[Given exercise] Say how many lines of these entries include the word "功德无量", and answer with the number alone.

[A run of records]
# # #

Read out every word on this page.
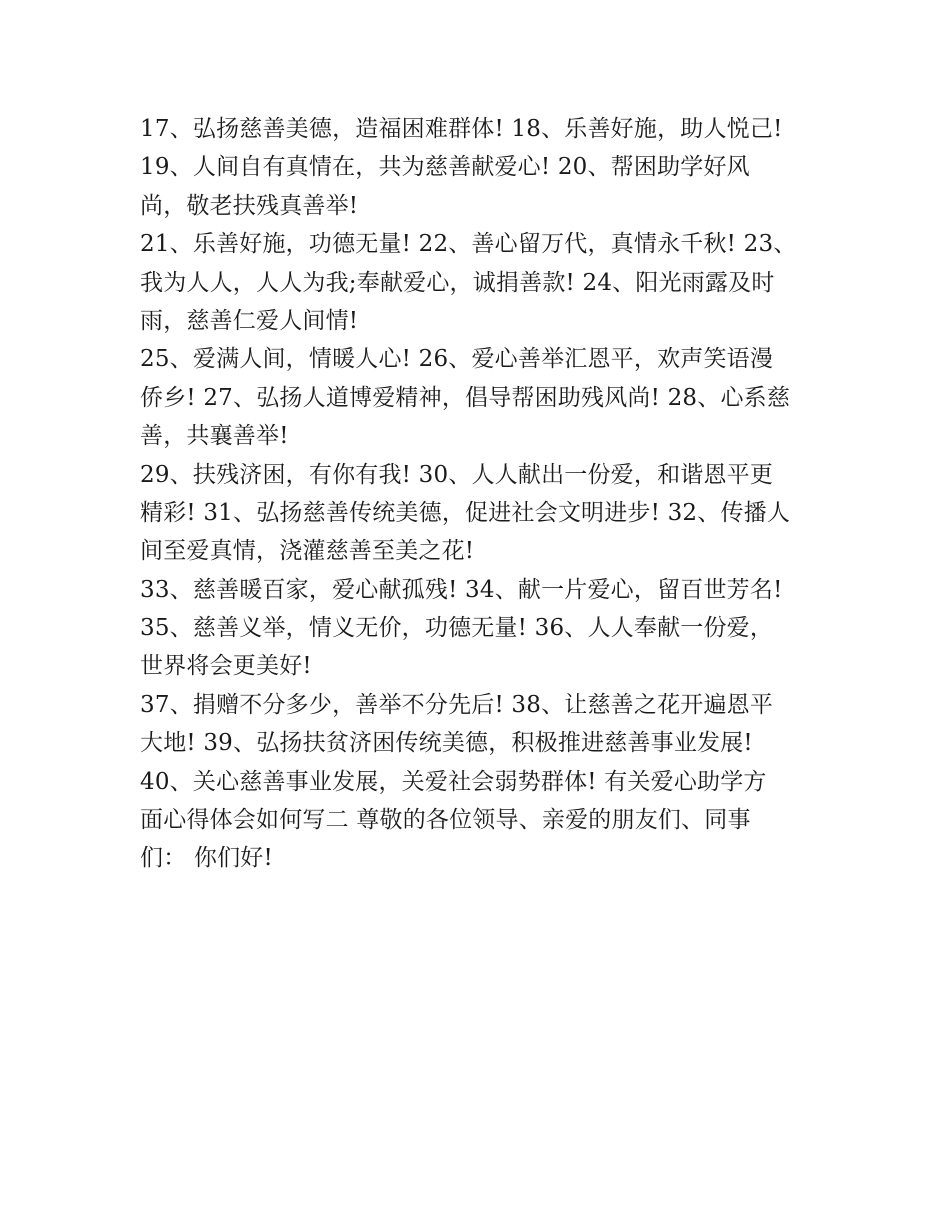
17、弘扬慈善美德，造福困难群体! 18、乐善好施，助人悦己!
19、人间自有真情在，共为慈善献爱心! 20、帮困助学好风
尚，敬老扶残真善举!
21、乐善好施，功德无量! 22、善心留万代，真情永千秋! 23、
我为人人，人人为我;奉献爱心，诚捐善款! 24、阳光雨露及时
雨，慈善仁爱人间情!
25、爱满人间，情暖人心! 26、爱心善举汇恩平，欢声笑语漫
侨乡! 27、弘扬人道博爱精神，倡导帮困助残风尚! 28、心系慈
善，共襄善举!
29、扶残济困，有你有我! 30、人人献出一份爱，和谐恩平更
精彩! 31、弘扬慈善传统美德，促进社会文明进步! 32、传播人
间至爱真情，浇灌慈善至美之花!
33、慈善暖百家，爱心献孤残! 34、献一片爱心，留百世芳名!
35、慈善义举，情义无价，功德无量! 36、人人奉献一份爱，
世界将会更美好!
37、捐赠不分多少，善举不分先后! 38、让慈善之花开遍恩平
大地! 39、弘扬扶贫济困传统美德，积极推进慈善事业发展!
40、关心慈善事业发展，关爱社会弱势群体! 有关爱心助学方
面心得体会如何写二 尊敬的各位领导、亲爱的朋友们、同事
们： 你们好!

# # #

[The answer] 2